[DIRECTIONS] Express the rows below as a JSON list of strings, one string per line, leaving out blank lines.

━━━ MATERIAL SHOWN ━━━

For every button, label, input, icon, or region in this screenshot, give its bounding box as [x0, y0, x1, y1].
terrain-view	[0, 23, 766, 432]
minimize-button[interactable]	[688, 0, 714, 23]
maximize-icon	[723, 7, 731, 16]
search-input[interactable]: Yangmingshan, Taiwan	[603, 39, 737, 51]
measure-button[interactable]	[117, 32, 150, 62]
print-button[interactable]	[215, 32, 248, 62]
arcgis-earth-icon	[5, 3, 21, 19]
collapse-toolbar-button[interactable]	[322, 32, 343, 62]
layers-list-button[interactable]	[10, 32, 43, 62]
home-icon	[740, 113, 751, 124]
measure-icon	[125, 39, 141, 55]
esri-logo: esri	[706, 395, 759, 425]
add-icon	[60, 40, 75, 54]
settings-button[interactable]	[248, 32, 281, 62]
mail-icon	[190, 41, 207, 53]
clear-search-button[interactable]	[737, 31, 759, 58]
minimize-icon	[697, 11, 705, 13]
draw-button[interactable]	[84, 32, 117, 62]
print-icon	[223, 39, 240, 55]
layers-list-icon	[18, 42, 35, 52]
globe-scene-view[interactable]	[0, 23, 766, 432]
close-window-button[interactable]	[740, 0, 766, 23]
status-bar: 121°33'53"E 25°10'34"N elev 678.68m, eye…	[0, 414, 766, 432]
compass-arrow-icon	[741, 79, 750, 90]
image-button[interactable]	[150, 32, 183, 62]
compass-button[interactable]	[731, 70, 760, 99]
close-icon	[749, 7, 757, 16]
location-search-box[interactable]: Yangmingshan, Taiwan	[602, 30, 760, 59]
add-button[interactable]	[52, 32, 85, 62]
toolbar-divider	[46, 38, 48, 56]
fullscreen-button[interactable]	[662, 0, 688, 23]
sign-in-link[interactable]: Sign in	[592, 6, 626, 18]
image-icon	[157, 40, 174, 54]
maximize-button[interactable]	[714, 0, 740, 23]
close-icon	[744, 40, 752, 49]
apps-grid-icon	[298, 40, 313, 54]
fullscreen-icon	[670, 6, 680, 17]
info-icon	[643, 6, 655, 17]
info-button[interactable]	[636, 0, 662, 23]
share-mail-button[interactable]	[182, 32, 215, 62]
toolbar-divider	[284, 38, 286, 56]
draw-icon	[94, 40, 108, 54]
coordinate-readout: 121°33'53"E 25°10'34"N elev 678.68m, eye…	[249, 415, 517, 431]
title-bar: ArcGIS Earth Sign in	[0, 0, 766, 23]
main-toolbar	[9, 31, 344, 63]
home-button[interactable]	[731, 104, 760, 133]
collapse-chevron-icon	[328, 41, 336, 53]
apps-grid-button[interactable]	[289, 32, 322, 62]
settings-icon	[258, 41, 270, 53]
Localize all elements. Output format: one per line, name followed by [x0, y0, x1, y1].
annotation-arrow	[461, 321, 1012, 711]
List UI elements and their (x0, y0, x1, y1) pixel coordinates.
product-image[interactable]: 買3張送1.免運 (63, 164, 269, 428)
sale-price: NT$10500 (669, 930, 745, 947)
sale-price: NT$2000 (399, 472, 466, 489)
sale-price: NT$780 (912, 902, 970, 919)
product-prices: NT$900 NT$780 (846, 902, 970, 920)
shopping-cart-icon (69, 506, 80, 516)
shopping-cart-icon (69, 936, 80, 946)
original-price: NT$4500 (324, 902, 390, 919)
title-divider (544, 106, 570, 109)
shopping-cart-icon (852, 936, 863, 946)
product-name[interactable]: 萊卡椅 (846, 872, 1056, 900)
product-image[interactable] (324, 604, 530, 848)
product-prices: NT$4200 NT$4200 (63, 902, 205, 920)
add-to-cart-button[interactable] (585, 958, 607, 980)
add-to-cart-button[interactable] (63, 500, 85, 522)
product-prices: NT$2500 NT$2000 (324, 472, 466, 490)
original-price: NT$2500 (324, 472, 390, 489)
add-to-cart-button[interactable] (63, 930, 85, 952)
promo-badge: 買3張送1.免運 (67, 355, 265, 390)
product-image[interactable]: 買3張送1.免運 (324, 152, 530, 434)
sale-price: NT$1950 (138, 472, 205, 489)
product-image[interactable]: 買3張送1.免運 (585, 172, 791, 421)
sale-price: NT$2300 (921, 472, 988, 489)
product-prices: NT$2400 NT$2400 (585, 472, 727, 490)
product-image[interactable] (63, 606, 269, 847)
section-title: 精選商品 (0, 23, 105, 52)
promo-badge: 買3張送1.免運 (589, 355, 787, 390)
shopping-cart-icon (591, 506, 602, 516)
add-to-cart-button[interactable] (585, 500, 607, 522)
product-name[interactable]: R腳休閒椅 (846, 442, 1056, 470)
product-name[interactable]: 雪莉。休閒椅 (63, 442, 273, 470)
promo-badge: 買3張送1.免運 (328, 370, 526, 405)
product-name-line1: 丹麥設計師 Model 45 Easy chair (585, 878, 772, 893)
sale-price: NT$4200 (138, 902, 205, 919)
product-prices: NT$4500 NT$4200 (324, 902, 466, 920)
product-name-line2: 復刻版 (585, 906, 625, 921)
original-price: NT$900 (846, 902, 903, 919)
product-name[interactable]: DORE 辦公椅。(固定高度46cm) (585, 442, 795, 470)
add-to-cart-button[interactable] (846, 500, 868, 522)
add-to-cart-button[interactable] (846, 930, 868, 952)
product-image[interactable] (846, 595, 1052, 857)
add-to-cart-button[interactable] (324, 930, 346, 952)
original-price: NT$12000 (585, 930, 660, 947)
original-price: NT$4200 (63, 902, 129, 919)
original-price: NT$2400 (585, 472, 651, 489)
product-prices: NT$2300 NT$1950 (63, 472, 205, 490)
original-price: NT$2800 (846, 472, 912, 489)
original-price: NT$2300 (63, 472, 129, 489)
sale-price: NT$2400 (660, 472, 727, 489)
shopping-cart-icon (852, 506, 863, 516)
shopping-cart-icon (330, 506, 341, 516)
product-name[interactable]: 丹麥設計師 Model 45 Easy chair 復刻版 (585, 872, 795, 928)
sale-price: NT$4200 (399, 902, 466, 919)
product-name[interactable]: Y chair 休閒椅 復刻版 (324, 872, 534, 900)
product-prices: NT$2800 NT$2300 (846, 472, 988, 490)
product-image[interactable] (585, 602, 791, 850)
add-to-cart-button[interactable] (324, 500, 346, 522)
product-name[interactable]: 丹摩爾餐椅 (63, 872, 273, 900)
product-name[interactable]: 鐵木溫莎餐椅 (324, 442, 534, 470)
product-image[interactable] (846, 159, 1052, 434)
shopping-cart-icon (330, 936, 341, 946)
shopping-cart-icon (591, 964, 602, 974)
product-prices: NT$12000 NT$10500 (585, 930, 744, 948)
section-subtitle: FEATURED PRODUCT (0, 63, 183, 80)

━━━

[CORRECT OUTPUT]
[
  "For every button, label, input, icon, or region in this screenshot, give its bounding box as [x0, y0, x1, y1].",
  "terrain-view\t[0, 23, 766, 432]",
  "minimize-button[interactable]\t[688, 0, 714, 23]",
  "maximize-icon\t[723, 7, 731, 16]",
  "search-input[interactable]: Yangmingshan, Taiwan\t[603, 39, 737, 51]",
  "measure-button[interactable]\t[117, 32, 150, 62]",
  "print-button[interactable]\t[215, 32, 248, 62]",
  "arcgis-earth-icon\t[5, 3, 21, 19]",
  "collapse-toolbar-button[interactable]\t[322, 32, 343, 62]",
  "layers-list-button[interactable]\t[10, 32, 43, 62]",
  "home-icon\t[740, 113, 751, 124]",
  "measure-icon\t[125, 39, 141, 55]",
  "esri-logo: esri\t[706, 395, 759, 425]",
  "add-icon\t[60, 40, 75, 54]",
  "settings-button[interactable]\t[248, 32, 281, 62]",
  "mail-icon\t[190, 41, 207, 53]",
  "clear-search-button[interactable]\t[737, 31, 759, 58]",
  "minimize-icon\t[697, 11, 705, 13]",
  "draw-button[interactable]\t[84, 32, 117, 62]",
  "print-icon\t[223, 39, 240, 55]",
  "layers-list-icon\t[18, 42, 35, 52]",
  "globe-scene-view[interactable]\t[0, 23, 766, 432]",
  "close-window-button[interactable]\t[740, 0, 766, 23]",
  "status-bar: 121°33'53\"E 25°10'34\"N elev 678.68m, eye…\t[0, 414, 766, 432]",
  "compass-arrow-icon\t[741, 79, 750, 90]",
  "image-button[interactable]\t[150, 32, 183, 62]",
  "compass-button[interactable]\t[731, 70, 760, 99]",
  "close-icon\t[749, 7, 757, 16]",
  "location-search-box[interactable]: Yangmingshan, Taiwan\t[602, 30, 760, 59]",
  "add-button[interactable]\t[52, 32, 85, 62]",
  "toolbar-divider\t[46, 38, 48, 56]",
  "fullscreen-button[interactable]\t[662, 0, 688, 23]",
  "sign-in-link[interactable]: Sign in\t[592, 6, 626, 18]",
  "image-icon\t[157, 40, 174, 54]",
  "maximize-button[interactable]\t[714, 0, 740, 23]",
  "close-icon\t[744, 40, 752, 49]",
  "apps-grid-icon\t[298, 40, 313, 54]",
  "fullscreen-icon\t[670, 6, 680, 17]",
  "info-icon\t[643, 6, 655, 17]",
  "info-button[interactable]\t[636, 0, 662, 23]",
  "share-mail-button[interactable]\t[182, 32, 215, 62]",
  "toolbar-divider\t[284, 38, 286, 56]",
  "draw-icon\t[94, 40, 108, 54]",
  "coordinate-readout: 121°33'53\"E 25°10'34\"N elev 678.68m, eye…\t[249, 415, 517, 431]",
  "title-bar: ArcGIS Earth Sign in\t[0, 0, 766, 23]",
  "main-toolbar\t[9, 31, 344, 63]",
  "home-button[interactable]\t[731, 104, 760, 133]",
  "collapse-chevron-icon\t[328, 41, 336, 53]",
  "apps-grid-button[interactable]\t[289, 32, 322, 62]",
  "settings-icon\t[258, 41, 270, 53]",
  "Localize all elements. Output format: one per line, name followed by [x0, y0, x1, y1].",
  "annotation-arrow\t[461, 321, 1012, 711]",
  "List UI elements and their (x0, y0, x1, y1) pixel coordinates.",
  "product-image[interactable]: 買3張送1.免運 (63, 164, 269, 428)",
  "sale-price: NT$10500 (669, 930, 745, 947)",
  "sale-price: NT$2000 (399, 472, 466, 489)",
  "sale-price: NT$780 (912, 902, 970, 919)",
  "product-prices: NT$900 NT$780 (846, 902, 970, 920)",
  "shopping-cart-icon (69, 506, 80, 516)",
  "shopping-cart-icon (69, 936, 80, 946)",
  "original-price: NT$4500 (324, 902, 390, 919)",
  "title-divider (544, 106, 570, 109)",
  "shopping-cart-icon (852, 936, 863, 946)",
  "product-name[interactable]: 萊卡椅 (846, 872, 1056, 900)",
  "product-image[interactable] (324, 604, 530, 848)",
  "product-prices: NT$4200 NT$4200 (63, 902, 205, 920)",
  "add-to-cart-button[interactable] (585, 958, 607, 980)",
  "add-to-cart-button[interactable] (63, 500, 85, 522)",
  "product-prices: NT$2500 NT$2000 (324, 472, 466, 490)",
  "original-price: NT$2500 (324, 472, 390, 489)",
  "add-to-cart-button[interactable] (63, 930, 85, 952)",
  "promo-badge: 買3張送1.免運 (67, 355, 265, 390)",
  "product-image[interactable]: 買3張送1.免運 (324, 152, 530, 434)",
  "sale-price: NT$1950 (138, 472, 205, 489)",
  "product-image[interactable]: 買3張送1.免運 (585, 172, 791, 421)",
  "sale-price: NT$2300 (921, 472, 988, 489)",
  "product-prices: NT$2400 NT$2400 (585, 472, 727, 490)",
  "product-image[interactable] (63, 606, 269, 847)",
  "section-title: 精選商品 (0, 23, 105, 52)",
  "promo-badge: 買3張送1.免運 (589, 355, 787, 390)",
  "shopping-cart-icon (591, 506, 602, 516)",
  "add-to-cart-button[interactable] (585, 500, 607, 522)",
  "product-name[interactable]: R腳休閒椅 (846, 442, 1056, 470)",
  "product-name[interactable]: 雪莉。休閒椅 (63, 442, 273, 470)",
  "promo-badge: 買3張送1.免運 (328, 370, 526, 405)",
  "product-name-line1: 丹麥設計師 Model 45 Easy chair (585, 878, 772, 893)",
  "sale-price: NT$4200 (138, 902, 205, 919)",
  "product-prices: NT$4500 NT$4200 (324, 902, 466, 920)",
  "product-name-line2: 復刻版 (585, 906, 625, 921)",
  "original-price: NT$900 (846, 902, 903, 919)",
  "product-name[interactable]: DORE 辦公椅。(固定高度46cm) (585, 442, 795, 470)",
  "add-to-cart-button[interactable] (846, 500, 868, 522)",
  "add-to-cart-button[interactable] (846, 930, 868, 952)",
  "product-image[interactable] (846, 595, 1052, 857)",
  "add-to-cart-button[interactable] (324, 930, 346, 952)",
  "original-price: NT$12000 (585, 930, 660, 947)",
  "original-price: NT$4200 (63, 902, 129, 919)",
  "original-price: NT$2400 (585, 472, 651, 489)",
  "product-prices: NT$2300 NT$1950 (63, 472, 205, 490)",
  "original-price: NT$2800 (846, 472, 912, 489)",
  "original-price: NT$2300 (63, 472, 129, 489)",
  "sale-price: NT$2400 (660, 472, 727, 489)",
  "shopping-cart-icon (852, 506, 863, 516)",
  "shopping-cart-icon (330, 506, 341, 516)",
  "product-name[interactable]: 丹麥設計師 Model 45 Easy chair 復刻版 (585, 872, 795, 928)",
  "sale-price: NT$4200 (399, 902, 466, 919)",
  "product-name[interactable]: Y chair 休閒椅 復刻版 (324, 872, 534, 900)",
  "product-prices: NT$2800 NT$2300 (846, 472, 988, 490)",
  "product-image[interactable] (585, 602, 791, 850)",
  "add-to-cart-button[interactable] (324, 500, 346, 522)",
  "product-name[interactable]: 丹摩爾餐椅 (63, 872, 273, 900)",
  "product-name[interactable]: 鐵木溫莎餐椅 (324, 442, 534, 470)",
  "product-image[interactable] (846, 159, 1052, 434)",
  "shopping-cart-icon (330, 936, 341, 946)",
  "shopping-cart-icon (591, 964, 602, 974)",
  "product-prices: NT$12000 NT$10500 (585, 930, 744, 948)",
  "section-subtitle: FEATURED PRODUCT (0, 63, 183, 80)"
]